---------- INFORMATION SUPPLIED ----------

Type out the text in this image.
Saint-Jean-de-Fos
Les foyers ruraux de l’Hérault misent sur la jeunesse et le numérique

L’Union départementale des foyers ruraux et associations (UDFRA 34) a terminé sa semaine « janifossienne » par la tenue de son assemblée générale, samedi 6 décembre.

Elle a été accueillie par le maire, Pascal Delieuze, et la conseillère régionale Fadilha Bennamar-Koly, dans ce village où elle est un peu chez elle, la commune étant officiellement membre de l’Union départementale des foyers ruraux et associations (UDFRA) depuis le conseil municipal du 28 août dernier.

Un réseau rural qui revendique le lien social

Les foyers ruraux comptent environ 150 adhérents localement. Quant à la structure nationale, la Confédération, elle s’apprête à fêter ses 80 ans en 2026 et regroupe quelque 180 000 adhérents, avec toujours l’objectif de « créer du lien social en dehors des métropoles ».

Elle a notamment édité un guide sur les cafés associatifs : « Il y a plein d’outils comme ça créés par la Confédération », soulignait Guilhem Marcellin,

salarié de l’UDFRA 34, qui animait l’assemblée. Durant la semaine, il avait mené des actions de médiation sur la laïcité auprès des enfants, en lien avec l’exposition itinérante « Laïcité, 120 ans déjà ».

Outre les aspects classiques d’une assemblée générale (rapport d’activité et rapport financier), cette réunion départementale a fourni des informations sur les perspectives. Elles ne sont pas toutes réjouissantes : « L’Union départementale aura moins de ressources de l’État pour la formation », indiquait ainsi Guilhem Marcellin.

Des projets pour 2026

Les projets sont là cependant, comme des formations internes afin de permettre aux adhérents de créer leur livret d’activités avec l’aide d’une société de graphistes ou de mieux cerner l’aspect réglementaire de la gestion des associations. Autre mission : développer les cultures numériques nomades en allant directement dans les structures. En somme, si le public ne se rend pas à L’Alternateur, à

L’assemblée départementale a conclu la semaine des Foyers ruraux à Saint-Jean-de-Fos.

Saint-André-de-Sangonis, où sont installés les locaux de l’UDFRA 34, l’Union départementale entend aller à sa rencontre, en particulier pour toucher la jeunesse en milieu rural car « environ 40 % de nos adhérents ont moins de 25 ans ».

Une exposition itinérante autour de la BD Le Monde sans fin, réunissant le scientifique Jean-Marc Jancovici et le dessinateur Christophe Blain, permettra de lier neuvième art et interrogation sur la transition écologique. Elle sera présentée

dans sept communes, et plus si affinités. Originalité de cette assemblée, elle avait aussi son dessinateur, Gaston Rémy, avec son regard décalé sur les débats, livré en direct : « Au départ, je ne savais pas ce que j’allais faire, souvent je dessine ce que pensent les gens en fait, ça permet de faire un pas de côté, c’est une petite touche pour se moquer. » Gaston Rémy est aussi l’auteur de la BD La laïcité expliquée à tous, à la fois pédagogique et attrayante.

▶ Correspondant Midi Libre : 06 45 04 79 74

----------

→ EXERCISE AIM:
Your task is to repeat every entry exactly.

→ EXERCISE RESPONSE:
Type out the text in this image.
Saint-Jean-de-Fos
Les foyers ruraux de l’Hérault misent sur la jeunesse et le numérique

L’Union départementale des foyers ruraux et associations (UDFRA 34) a terminé sa semaine « janifossienne » par la tenue de son assemblée générale, samedi 6 décembre.

Elle a été accueillie par le maire, Pascal Delieuze, et la conseillère régionale Fadilha Bennamar-Koly, dans ce village où elle est un peu chez elle, la commune étant officiellement membre de l’Union départementale des foyers ruraux et associations (UDFRA) depuis le conseil municipal du 28 août dernier.

Un réseau rural qui revendique le lien social

Les foyers ruraux comptent environ 150 adhérents localement. Quant à la structure nationale, la Confédération, elle s’apprête à fêter ses 80 ans en 2026 et regroupe quelque 180 000 adhérents, avec toujours l’objectif de « créer du lien social en dehors des métropoles ».

Elle a notamment édité un guide sur les cafés associatifs : « Il y a plein d’outils comme ça créés par la Confédération », soulignait Guilhem Marcellin,

salarié de l’UDFRA 34, qui animait l’assemblée. Durant la semaine, il avait mené des actions de médiation sur la laïcité auprès des enfants, en lien avec l’exposition itinérante « Laïcité, 120 ans déjà ».

Outre les aspects classiques d’une assemblée générale (rapport d’activité et rapport financier), cette réunion départementale a fourni des informations sur les perspectives. Elles ne sont pas toutes réjouissantes : « L’Union départementale aura moins de ressources de l’État pour la formation », indiquait ainsi Guilhem Marcellin.

Des projets pour 2026

Les projets sont là cependant, comme des formations internes afin de permettre aux adhérents de créer leur livret d’activités avec l’aide d’une société de graphistes ou de mieux cerner l’aspect réglementaire de la gestion des associations. Autre mission : développer les cultures numériques nomades en allant directement dans les structures. En somme, si le public ne se rend pas à L’Alternateur, à

L’assemblée départementale a conclu la semaine des Foyers ruraux à Saint-Jean-de-Fos.

Saint-André-de-Sangonis, où sont installés les locaux de l’UDFRA 34, l’Union départementale entend aller à sa rencontre, en particulier pour toucher la jeunesse en milieu rural car « environ 40 % de nos adhérents ont moins de 25 ans ».

Une exposition itinérante autour de la BD Le Monde sans fin, réunissant le scientifique Jean-Marc Jancovici et le dessinateur Christophe Blain, permettra de lier neuvième art et interrogation sur la transition écologique. Elle sera présentée

dans sept communes, et plus si affinités. Originalité de cette assemblée, elle avait aussi son dessinateur, Gaston Rémy, avec son regard décalé sur les débats, livré en direct : « Au départ, je ne savais pas ce que j’allais faire, souvent je dessine ce que pensent les gens en fait, ça permet de faire un pas de côté, c’est une petite touche pour se moquer. » Gaston Rémy est aussi l’auteur de la BD La laïcité expliquée à tous, à la fois pédagogique et attrayante.

▶ Correspondant Midi Libre : 06 45 04 79 74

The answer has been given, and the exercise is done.